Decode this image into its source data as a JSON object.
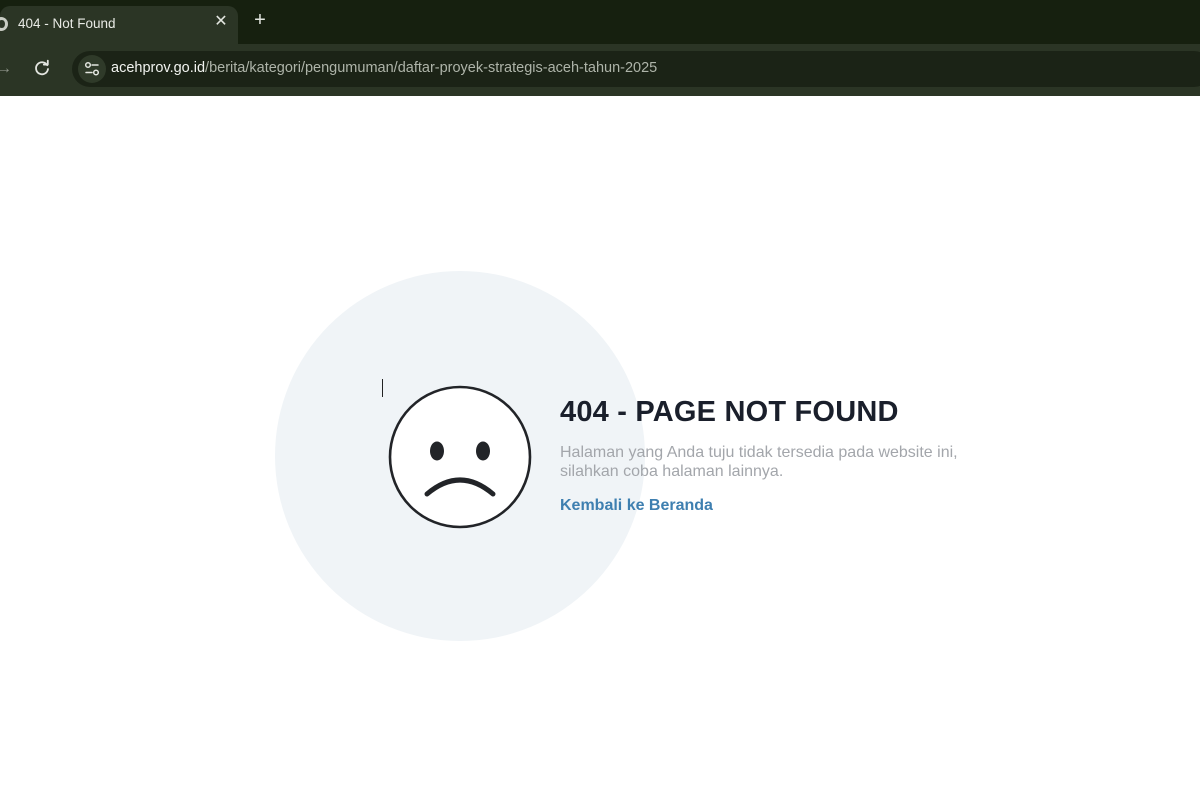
{
  "browser": {
    "tab": {
      "title": "404 - Not Found",
      "close_glyph": "✕",
      "favicon_icon": "globe-icon"
    },
    "new_tab_glyph": "+",
    "toolbar": {
      "forward_glyph": "→",
      "reload_icon": "reload-icon",
      "site_info_icon": "tune-icon"
    },
    "address_bar": {
      "domain": "acehprov.go.id",
      "path": "/berita/kategori/pengumuman/daftar-proyek-strategis-aceh-tahun-2025"
    }
  },
  "page": {
    "illustration_icon": "sad-face-icon",
    "heading": "404 - PAGE NOT FOUND",
    "description": "Halaman yang Anda tuju tidak tersedia pada website ini, silahkan coba halaman lainnya.",
    "home_link": "Kembali ke Beranda"
  },
  "colors": {
    "chrome_dark": "#16200f",
    "toolbar": "#2b3525",
    "circle_bg": "#f0f4f7",
    "heading": "#1a1f2b",
    "description": "#a3a6ab",
    "link": "#3e7fb0"
  }
}
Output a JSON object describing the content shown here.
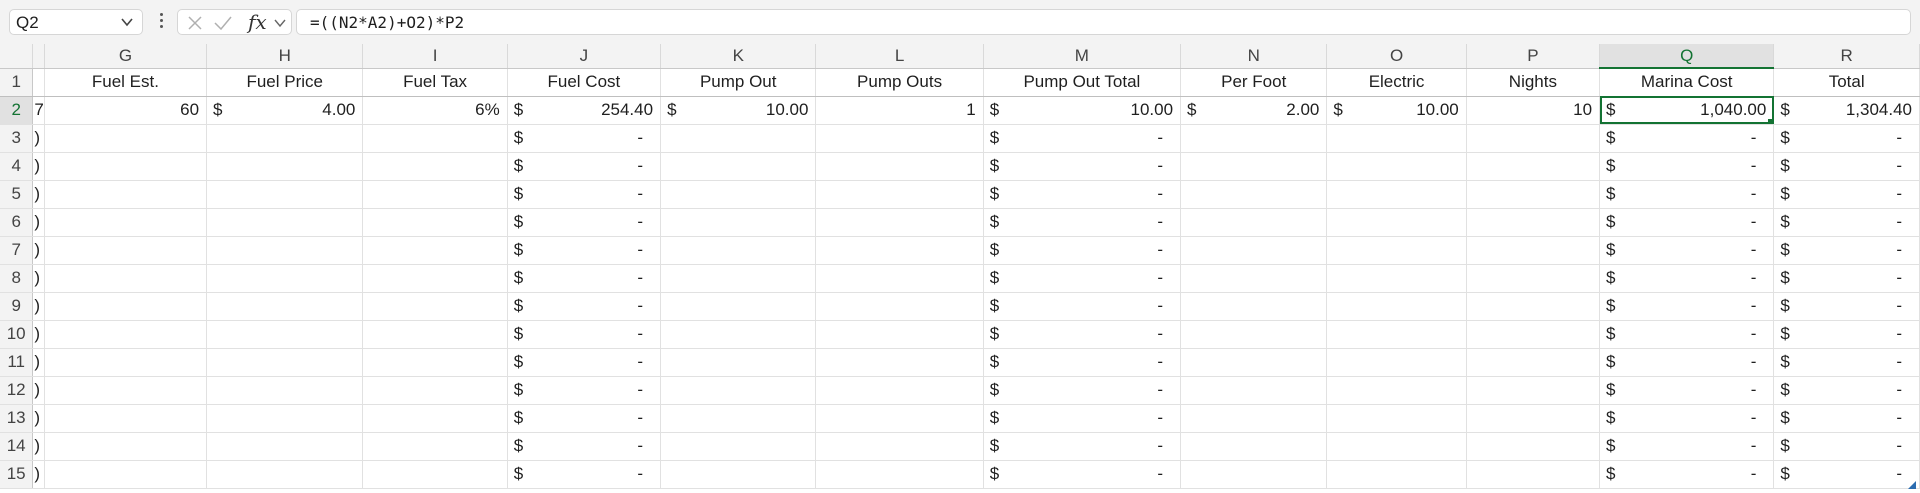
{
  "formula_bar": {
    "name_box": "Q2",
    "fx_label": "fx",
    "formula": "=((N2*A2)+O2)*P2"
  },
  "columns": [
    "G",
    "H",
    "I",
    "J",
    "K",
    "L",
    "M",
    "N",
    "O",
    "P",
    "Q",
    "R"
  ],
  "selected_column": "Q",
  "rows": [
    "1",
    "2",
    "3",
    "4",
    "5",
    "6",
    "7",
    "8",
    "9",
    "10",
    "11",
    "12",
    "13",
    "14",
    "15"
  ],
  "header_row": {
    "F": "",
    "G": "Fuel Est.",
    "H": "Fuel Price",
    "I": "Fuel Tax",
    "J": "Fuel Cost",
    "K": "Pump Out",
    "L": "Pump Outs",
    "M": "Pump Out Total",
    "N": "Per Foot",
    "O": "Electric",
    "P": "Nights",
    "Q": "Marina Cost",
    "R": "Total"
  },
  "row2": {
    "F": "7",
    "G": "60",
    "H": "4.00",
    "I": "6%",
    "J": "254.40",
    "K": "10.00",
    "L": "1",
    "M": "10.00",
    "N": "2.00",
    "O": "10.00",
    "P": "10",
    "Q": "1,040.00",
    "R": "1,304.40"
  },
  "empty_rows": {
    "F": ")",
    "currency": "$",
    "dash": "-"
  }
}
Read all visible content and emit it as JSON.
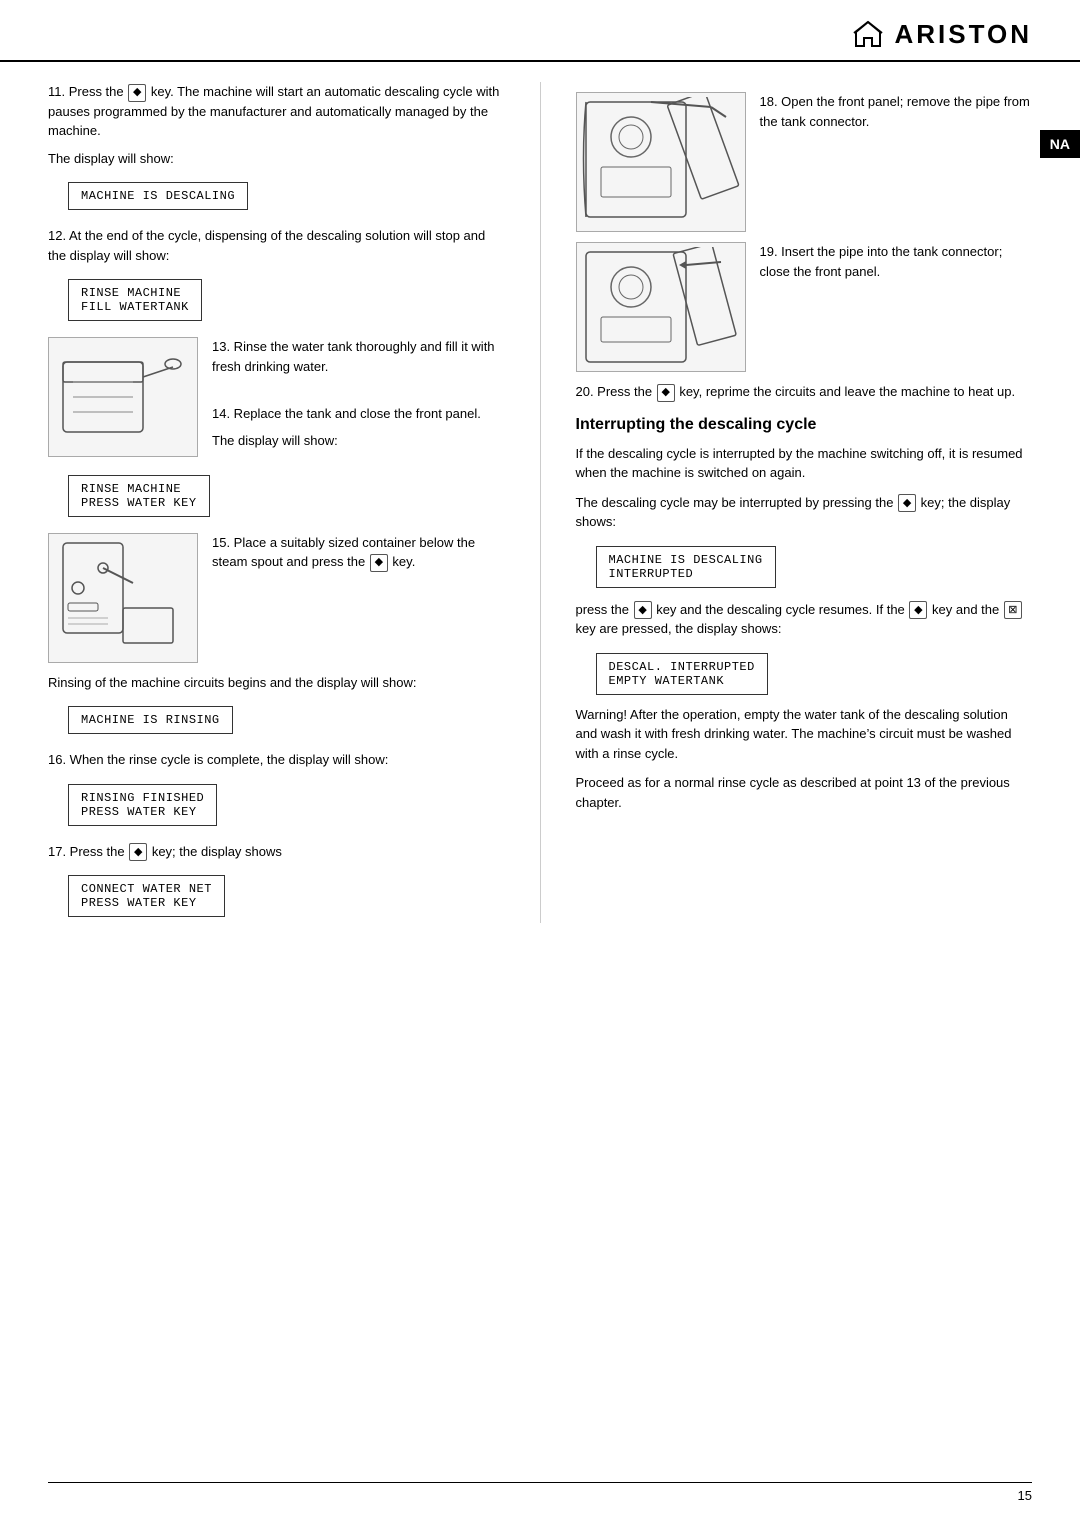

**Exercise instructions**
Find the word "Fuel" and list each line it appears in.

**The response**
    "G": "Fuel Est.",
    "H": "Fuel Price",
    "I": "Fuel Tax",
    "J": "Fuel Cost",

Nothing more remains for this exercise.